Each entry must be reproduced precisely as it stands.

━━━━━ GIVEN RECORDS

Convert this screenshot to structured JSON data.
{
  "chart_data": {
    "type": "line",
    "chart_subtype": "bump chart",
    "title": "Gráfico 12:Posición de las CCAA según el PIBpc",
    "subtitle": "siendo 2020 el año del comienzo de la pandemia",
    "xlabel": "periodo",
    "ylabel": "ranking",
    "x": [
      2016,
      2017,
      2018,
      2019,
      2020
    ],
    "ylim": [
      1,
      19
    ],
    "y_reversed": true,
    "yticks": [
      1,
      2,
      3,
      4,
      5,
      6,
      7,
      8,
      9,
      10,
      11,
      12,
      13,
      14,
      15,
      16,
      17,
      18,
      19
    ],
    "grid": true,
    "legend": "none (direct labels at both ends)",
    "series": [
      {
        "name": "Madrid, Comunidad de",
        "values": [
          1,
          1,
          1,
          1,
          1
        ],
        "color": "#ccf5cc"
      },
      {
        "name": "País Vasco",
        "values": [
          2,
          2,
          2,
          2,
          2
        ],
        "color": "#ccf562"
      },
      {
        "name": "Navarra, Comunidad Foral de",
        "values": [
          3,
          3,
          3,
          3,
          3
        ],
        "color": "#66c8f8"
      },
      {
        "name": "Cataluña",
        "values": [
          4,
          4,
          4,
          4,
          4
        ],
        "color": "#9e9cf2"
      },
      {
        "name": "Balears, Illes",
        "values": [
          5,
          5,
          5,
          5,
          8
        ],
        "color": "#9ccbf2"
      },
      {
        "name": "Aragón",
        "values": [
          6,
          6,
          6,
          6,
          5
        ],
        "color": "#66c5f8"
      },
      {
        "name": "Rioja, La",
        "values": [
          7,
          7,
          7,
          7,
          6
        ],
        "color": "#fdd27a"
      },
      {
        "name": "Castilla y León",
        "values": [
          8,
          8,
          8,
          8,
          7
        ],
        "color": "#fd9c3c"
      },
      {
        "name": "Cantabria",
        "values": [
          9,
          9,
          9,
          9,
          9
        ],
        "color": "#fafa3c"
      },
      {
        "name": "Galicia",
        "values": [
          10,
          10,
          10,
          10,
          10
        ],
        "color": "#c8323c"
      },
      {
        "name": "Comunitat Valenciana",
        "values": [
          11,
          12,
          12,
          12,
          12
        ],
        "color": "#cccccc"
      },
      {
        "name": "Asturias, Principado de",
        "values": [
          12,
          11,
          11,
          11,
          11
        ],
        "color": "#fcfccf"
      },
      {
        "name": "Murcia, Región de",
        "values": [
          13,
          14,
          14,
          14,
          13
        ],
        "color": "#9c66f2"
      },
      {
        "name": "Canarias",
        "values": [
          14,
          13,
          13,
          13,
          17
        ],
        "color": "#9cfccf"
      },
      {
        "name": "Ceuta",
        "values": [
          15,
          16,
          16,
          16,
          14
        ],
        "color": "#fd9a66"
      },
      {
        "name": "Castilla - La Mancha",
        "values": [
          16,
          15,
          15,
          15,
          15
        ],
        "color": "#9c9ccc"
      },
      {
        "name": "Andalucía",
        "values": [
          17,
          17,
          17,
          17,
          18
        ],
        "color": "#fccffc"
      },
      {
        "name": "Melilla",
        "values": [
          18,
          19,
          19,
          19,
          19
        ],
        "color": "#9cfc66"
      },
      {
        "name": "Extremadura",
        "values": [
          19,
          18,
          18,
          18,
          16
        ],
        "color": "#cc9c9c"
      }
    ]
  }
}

━━━━━━━━━━

#### WRITTEN ANSWER:
Convert this screenshot to structured JSON data.
{
  "chart_data": {
    "type": "line",
    "chart_subtype": "bump chart",
    "title": "Gráfico 12:Posición de las CCAA según el PIBpc",
    "subtitle": "siendo 2020 el año del comienzo de la pandemia",
    "xlabel": "periodo",
    "ylabel": "ranking",
    "x": [
      2016,
      2017,
      2018,
      2019,
      2020
    ],
    "ylim": [
      1,
      19
    ],
    "y_reversed": true,
    "yticks": [
      1,
      2,
      3,
      4,
      5,
      6,
      7,
      8,
      9,
      10,
      11,
      12,
      13,
      14,
      15,
      16,
      17,
      18,
      19
    ],
    "grid": true,
    "legend": "none (direct labels at both ends)",
    "series": [
      {
        "name": "Madrid, Comunidad de",
        "values": [
          1,
          1,
          1,
          1,
          1
        ],
        "color": "#ccf5cc"
      },
      {
        "name": "País Vasco",
        "values": [
          2,
          2,
          2,
          2,
          2
        ],
        "color": "#ccf562"
      },
      {
        "name": "Navarra, Comunidad Foral de",
        "values": [
          3,
          3,
          3,
          3,
          3
        ],
        "color": "#66c8f8"
      },
      {
        "name": "Cataluña",
        "values": [
          4,
          4,
          4,
          4,
          4
        ],
        "color": "#9e9cf2"
      },
      {
        "name": "Balears, Illes",
        "values": [
          5,
          5,
          5,
          5,
          8
        ],
        "color": "#9ccbf2"
      },
      {
        "name": "Aragón",
        "values": [
          6,
          6,
          6,
          6,
          5
        ],
        "color": "#66c5f8"
      },
      {
        "name": "Rioja, La",
        "values": [
          7,
          7,
          7,
          7,
          6
        ],
        "color": "#fdd27a"
      },
      {
        "name": "Castilla y León",
        "values": [
          8,
          8,
          8,
          8,
          7
        ],
        "color": "#fd9c3c"
      },
      {
        "name": "Cantabria",
        "values": [
          9,
          9,
          9,
          9,
          9
        ],
        "color": "#fafa3c"
      },
      {
        "name": "Galicia",
        "values": [
          10,
          10,
          10,
          10,
          10
        ],
        "color": "#c8323c"
      },
      {
        "name": "Comunitat Valenciana",
        "values": [
          11,
          12,
          12,
          12,
          12
        ],
        "color": "#cccccc"
      },
      {
        "name": "Asturias, Principado de",
        "values": [
          12,
          11,
          11,
          11,
          11
        ],
        "color": "#fcfccf"
      },
      {
        "name": "Murcia, Región de",
        "values": [
          13,
          14,
          14,
          14,
          13
        ],
        "color": "#9c66f2"
      },
      {
        "name": "Canarias",
        "values": [
          14,
          13,
          13,
          13,
          17
        ],
        "color": "#9cfccf"
      },
      {
        "name": "Ceuta",
        "values": [
          15,
          16,
          16,
          16,
          14
        ],
        "color": "#fd9a66"
      },
      {
        "name": "Castilla - La Mancha",
        "values": [
          16,
          15,
          15,
          15,
          15
        ],
        "color": "#9c9ccc"
      },
      {
        "name": "Andalucía",
        "values": [
          17,
          17,
          17,
          17,
          18
        ],
        "color": "#fccffc"
      },
      {
        "name": "Melilla",
        "values": [
          18,
          19,
          19,
          19,
          19
        ],
        "color": "#9cfc66"
      },
      {
        "name": "Extremadura",
        "values": [
          19,
          18,
          18,
          18,
          16
        ],
        "color": "#cc9c9c"
      }
    ]
  }
}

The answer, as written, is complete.